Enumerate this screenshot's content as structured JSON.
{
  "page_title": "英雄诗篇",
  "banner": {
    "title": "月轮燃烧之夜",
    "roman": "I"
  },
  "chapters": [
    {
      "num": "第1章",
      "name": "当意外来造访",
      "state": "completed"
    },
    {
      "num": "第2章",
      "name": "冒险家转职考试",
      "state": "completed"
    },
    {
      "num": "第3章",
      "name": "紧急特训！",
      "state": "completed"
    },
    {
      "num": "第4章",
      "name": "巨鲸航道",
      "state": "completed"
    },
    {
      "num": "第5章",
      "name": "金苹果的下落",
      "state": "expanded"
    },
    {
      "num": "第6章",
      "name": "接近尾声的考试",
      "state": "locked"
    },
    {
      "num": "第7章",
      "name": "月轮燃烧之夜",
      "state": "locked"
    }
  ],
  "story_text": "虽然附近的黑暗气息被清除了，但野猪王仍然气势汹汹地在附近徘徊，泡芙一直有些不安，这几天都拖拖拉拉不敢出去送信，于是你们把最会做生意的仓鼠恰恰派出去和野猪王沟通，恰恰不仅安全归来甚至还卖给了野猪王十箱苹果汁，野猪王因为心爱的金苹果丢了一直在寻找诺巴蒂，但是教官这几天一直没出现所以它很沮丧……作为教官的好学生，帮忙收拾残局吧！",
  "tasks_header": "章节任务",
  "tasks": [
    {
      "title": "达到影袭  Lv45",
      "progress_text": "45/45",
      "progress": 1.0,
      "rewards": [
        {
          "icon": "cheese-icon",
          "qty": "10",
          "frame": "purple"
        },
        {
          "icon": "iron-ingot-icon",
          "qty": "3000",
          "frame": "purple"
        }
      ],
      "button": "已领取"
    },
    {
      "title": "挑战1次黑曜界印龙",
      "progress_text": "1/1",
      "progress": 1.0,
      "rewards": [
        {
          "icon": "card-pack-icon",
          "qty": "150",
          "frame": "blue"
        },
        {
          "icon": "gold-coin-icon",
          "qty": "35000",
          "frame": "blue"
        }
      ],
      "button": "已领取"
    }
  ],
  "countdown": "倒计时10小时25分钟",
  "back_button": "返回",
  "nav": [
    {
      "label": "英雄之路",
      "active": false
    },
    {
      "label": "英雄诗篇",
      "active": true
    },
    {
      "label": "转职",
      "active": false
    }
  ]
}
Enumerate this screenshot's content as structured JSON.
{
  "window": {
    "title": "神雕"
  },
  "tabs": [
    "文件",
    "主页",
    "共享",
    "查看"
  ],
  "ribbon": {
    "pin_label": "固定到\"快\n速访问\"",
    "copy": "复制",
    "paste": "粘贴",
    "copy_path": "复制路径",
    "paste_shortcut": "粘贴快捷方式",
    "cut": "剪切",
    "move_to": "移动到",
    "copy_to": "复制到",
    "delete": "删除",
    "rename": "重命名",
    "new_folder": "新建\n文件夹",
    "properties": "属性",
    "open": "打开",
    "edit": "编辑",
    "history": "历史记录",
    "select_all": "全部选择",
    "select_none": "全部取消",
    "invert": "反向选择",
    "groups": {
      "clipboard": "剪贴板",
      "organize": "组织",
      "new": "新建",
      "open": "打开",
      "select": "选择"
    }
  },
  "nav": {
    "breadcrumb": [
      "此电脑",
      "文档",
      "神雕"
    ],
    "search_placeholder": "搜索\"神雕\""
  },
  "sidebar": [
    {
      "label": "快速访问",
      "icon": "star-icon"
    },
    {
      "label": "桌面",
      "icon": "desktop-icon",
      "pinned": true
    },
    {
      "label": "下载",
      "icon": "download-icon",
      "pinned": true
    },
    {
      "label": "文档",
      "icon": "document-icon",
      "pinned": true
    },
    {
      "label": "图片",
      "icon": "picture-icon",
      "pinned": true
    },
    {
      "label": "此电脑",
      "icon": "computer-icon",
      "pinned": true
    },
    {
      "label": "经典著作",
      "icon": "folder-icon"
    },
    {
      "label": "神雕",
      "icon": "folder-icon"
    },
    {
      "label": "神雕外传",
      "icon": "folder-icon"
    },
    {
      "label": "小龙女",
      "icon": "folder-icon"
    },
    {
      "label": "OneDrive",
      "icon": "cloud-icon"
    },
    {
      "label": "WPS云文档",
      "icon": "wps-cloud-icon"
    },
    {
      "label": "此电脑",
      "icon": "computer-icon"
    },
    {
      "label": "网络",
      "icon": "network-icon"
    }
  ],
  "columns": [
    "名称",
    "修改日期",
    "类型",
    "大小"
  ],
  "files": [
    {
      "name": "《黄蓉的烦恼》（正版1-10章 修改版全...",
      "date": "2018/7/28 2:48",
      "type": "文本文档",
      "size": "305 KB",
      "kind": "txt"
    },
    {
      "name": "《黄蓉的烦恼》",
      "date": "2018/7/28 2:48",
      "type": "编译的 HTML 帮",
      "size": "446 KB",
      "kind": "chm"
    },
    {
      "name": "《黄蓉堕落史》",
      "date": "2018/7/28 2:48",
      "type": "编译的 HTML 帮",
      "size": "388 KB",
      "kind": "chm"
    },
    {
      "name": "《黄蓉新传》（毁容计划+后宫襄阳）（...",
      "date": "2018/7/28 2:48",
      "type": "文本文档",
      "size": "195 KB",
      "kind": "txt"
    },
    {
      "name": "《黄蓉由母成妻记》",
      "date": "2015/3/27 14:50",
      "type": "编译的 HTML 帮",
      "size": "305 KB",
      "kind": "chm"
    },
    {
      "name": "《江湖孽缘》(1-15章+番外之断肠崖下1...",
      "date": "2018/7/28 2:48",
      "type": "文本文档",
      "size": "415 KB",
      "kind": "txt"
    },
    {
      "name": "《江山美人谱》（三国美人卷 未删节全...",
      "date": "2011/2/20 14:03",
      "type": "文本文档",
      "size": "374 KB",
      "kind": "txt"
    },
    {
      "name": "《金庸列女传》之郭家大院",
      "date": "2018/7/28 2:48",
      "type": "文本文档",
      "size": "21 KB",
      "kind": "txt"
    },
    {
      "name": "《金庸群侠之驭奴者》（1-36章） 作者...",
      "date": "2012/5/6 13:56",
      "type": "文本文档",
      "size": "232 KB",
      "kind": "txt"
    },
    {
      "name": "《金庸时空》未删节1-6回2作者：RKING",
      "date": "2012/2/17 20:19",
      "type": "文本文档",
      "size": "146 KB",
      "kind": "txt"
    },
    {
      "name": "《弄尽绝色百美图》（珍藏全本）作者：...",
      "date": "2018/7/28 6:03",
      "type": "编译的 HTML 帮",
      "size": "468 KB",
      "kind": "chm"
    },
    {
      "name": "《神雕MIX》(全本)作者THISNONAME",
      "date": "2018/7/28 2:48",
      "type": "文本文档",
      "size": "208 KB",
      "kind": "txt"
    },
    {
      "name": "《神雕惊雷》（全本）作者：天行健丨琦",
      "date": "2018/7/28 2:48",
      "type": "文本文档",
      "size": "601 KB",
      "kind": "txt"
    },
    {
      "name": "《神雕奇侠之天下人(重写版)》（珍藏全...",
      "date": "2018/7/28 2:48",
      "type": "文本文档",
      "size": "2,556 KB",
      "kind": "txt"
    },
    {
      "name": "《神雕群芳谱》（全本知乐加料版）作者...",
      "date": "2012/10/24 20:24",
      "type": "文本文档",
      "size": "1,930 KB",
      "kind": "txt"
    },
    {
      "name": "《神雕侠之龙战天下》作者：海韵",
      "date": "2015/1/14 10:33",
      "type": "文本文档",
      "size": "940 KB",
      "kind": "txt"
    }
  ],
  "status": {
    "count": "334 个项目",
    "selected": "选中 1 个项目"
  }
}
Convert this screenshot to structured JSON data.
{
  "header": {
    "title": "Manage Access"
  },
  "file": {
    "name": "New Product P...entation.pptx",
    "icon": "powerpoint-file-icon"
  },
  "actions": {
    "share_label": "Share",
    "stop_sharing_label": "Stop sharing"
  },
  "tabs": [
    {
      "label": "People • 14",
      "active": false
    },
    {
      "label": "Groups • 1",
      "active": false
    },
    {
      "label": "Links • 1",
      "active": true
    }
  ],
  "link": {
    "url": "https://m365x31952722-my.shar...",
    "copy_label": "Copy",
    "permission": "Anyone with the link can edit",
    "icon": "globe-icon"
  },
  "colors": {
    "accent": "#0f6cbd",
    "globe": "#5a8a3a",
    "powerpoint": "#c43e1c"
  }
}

-----

Go back to the data above and please quote exactly, and only, the lines from the line with "Convert this screenshot" through its last line.

— Exercise solution —
Convert this screenshot to structured JSON data.
{
  "header": {
    "title": "Manage Access"
  },
  "file": {
    "name": "New Product P...entation.pptx",
    "icon": "powerpoint-file-icon"
  },
  "actions": {
    "share_label": "Share",
    "stop_sharing_label": "Stop sharing"
  },
  "tabs": [
    {
      "label": "People • 14",
      "active": false
    },
    {
      "label": "Groups • 1",
      "active": false
    },
    {
      "label": "Links • 1",
      "active": true
    }
  ],
  "link": {
    "url": "https://m365x31952722-my.shar...",
    "copy_label": "Copy",
    "permission": "Anyone with the link can edit",
    "icon": "globe-icon"
  },
  "colors": {
    "accent": "#0f6cbd",
    "globe": "#5a8a3a",
    "powerpoint": "#c43e1c"
  }
}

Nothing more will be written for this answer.